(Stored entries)
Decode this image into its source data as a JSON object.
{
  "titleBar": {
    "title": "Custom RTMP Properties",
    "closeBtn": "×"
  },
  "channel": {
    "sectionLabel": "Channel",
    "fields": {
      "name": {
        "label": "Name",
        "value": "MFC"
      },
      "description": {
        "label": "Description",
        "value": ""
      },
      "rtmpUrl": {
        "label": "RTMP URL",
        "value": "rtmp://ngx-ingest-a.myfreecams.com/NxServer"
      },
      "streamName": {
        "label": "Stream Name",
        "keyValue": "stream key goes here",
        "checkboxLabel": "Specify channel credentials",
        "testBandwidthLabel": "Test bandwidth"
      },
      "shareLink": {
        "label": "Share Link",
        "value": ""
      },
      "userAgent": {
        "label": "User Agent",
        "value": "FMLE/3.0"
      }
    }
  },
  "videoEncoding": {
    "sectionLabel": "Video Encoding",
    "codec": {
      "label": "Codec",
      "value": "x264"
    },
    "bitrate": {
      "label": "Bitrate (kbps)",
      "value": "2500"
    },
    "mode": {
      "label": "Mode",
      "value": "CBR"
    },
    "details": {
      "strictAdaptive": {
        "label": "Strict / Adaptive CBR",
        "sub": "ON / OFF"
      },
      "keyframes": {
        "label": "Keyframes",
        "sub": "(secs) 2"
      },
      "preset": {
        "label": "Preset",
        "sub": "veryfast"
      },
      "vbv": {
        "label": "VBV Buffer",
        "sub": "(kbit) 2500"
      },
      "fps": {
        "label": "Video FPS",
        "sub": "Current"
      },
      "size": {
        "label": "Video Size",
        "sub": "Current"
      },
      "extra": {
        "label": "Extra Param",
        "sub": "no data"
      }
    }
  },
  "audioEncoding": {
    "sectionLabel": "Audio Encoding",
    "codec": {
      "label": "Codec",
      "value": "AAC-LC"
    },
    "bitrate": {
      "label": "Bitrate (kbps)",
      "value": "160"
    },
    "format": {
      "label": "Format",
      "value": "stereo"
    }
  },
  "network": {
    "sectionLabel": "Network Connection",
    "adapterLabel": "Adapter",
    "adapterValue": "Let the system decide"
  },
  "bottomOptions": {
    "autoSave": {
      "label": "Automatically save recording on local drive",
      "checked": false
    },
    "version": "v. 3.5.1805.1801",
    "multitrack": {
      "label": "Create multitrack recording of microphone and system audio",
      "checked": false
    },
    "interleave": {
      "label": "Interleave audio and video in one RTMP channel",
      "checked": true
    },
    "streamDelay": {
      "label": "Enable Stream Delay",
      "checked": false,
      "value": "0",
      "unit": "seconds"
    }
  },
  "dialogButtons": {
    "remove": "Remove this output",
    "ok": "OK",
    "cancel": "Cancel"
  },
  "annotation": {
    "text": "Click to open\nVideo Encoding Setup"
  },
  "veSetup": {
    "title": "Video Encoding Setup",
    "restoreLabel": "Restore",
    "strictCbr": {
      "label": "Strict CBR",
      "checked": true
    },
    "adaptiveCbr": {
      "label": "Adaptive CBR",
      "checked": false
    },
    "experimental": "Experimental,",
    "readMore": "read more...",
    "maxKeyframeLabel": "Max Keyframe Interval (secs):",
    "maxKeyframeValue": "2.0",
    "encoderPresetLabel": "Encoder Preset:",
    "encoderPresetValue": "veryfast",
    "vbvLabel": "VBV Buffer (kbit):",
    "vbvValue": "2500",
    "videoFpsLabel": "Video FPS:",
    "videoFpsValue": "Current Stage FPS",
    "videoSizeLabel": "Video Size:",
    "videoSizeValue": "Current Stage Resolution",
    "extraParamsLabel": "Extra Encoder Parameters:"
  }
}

Task directions ▸ Your task is to print all of the records exactly.

Full answer ▸
Decode this image into its source data as a JSON object.
{
  "titleBar": {
    "title": "Custom RTMP Properties",
    "closeBtn": "×"
  },
  "channel": {
    "sectionLabel": "Channel",
    "fields": {
      "name": {
        "label": "Name",
        "value": "MFC"
      },
      "description": {
        "label": "Description",
        "value": ""
      },
      "rtmpUrl": {
        "label": "RTMP URL",
        "value": "rtmp://ngx-ingest-a.myfreecams.com/NxServer"
      },
      "streamName": {
        "label": "Stream Name",
        "keyValue": "stream key goes here",
        "checkboxLabel": "Specify channel credentials",
        "testBandwidthLabel": "Test bandwidth"
      },
      "shareLink": {
        "label": "Share Link",
        "value": ""
      },
      "userAgent": {
        "label": "User Agent",
        "value": "FMLE/3.0"
      }
    }
  },
  "videoEncoding": {
    "sectionLabel": "Video Encoding",
    "codec": {
      "label": "Codec",
      "value": "x264"
    },
    "bitrate": {
      "label": "Bitrate (kbps)",
      "value": "2500"
    },
    "mode": {
      "label": "Mode",
      "value": "CBR"
    },
    "details": {
      "strictAdaptive": {
        "label": "Strict / Adaptive CBR",
        "sub": "ON / OFF"
      },
      "keyframes": {
        "label": "Keyframes",
        "sub": "(secs) 2"
      },
      "preset": {
        "label": "Preset",
        "sub": "veryfast"
      },
      "vbv": {
        "label": "VBV Buffer",
        "sub": "(kbit) 2500"
      },
      "fps": {
        "label": "Video FPS",
        "sub": "Current"
      },
      "size": {
        "label": "Video Size",
        "sub": "Current"
      },
      "extra": {
        "label": "Extra Param",
        "sub": "no data"
      }
    }
  },
  "audioEncoding": {
    "sectionLabel": "Audio Encoding",
    "codec": {
      "label": "Codec",
      "value": "AAC-LC"
    },
    "bitrate": {
      "label": "Bitrate (kbps)",
      "value": "160"
    },
    "format": {
      "label": "Format",
      "value": "stereo"
    }
  },
  "network": {
    "sectionLabel": "Network Connection",
    "adapterLabel": "Adapter",
    "adapterValue": "Let the system decide"
  },
  "bottomOptions": {
    "autoSave": {
      "label": "Automatically save recording on local drive",
      "checked": false
    },
    "version": "v. 3.5.1805.1801",
    "multitrack": {
      "label": "Create multitrack recording of microphone and system audio",
      "checked": false
    },
    "interleave": {
      "label": "Interleave audio and video in one RTMP channel",
      "checked": true
    },
    "streamDelay": {
      "label": "Enable Stream Delay",
      "checked": false,
      "value": "0",
      "unit": "seconds"
    }
  },
  "dialogButtons": {
    "remove": "Remove this output",
    "ok": "OK",
    "cancel": "Cancel"
  },
  "annotation": {
    "text": "Click to open\nVideo Encoding Setup"
  },
  "veSetup": {
    "title": "Video Encoding Setup",
    "restoreLabel": "Restore",
    "strictCbr": {
      "label": "Strict CBR",
      "checked": true
    },
    "adaptiveCbr": {
      "label": "Adaptive CBR",
      "checked": false
    },
    "experimental": "Experimental,",
    "readMore": "read more...",
    "maxKeyframeLabel": "Max Keyframe Interval (secs):",
    "maxKeyframeValue": "2.0",
    "encoderPresetLabel": "Encoder Preset:",
    "encoderPresetValue": "veryfast",
    "vbvLabel": "VBV Buffer (kbit):",
    "vbvValue": "2500",
    "videoFpsLabel": "Video FPS:",
    "videoFpsValue": "Current Stage FPS",
    "videoSizeLabel": "Video Size:",
    "videoSizeValue": "Current Stage Resolution",
    "extraParamsLabel": "Extra Encoder Parameters:"
  }
}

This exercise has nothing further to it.